Give only the number of lines in the records that include the string "recessivas".

-- start Extracted data --

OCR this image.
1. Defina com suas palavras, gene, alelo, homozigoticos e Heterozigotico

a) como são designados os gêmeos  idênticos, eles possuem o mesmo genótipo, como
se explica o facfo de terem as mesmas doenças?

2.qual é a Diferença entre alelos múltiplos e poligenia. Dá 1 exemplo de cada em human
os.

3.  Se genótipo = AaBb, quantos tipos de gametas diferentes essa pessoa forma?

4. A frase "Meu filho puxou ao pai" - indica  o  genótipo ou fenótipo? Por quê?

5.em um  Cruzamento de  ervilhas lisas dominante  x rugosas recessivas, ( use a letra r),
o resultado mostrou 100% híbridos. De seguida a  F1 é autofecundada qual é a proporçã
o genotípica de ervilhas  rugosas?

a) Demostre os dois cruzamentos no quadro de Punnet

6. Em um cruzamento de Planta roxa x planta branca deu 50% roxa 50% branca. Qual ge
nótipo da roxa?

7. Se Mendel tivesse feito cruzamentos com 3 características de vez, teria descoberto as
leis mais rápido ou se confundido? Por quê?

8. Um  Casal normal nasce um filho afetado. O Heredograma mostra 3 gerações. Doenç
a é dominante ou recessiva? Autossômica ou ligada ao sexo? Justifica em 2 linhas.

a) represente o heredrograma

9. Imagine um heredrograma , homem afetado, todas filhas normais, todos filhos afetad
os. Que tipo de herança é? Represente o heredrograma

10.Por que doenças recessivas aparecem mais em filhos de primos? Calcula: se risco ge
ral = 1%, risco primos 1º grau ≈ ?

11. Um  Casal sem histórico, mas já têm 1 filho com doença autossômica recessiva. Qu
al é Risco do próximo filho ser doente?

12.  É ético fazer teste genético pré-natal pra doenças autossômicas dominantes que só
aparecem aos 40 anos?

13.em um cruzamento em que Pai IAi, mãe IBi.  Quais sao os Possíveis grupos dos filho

-- end Extracted data --

- **Response to the exercise**
2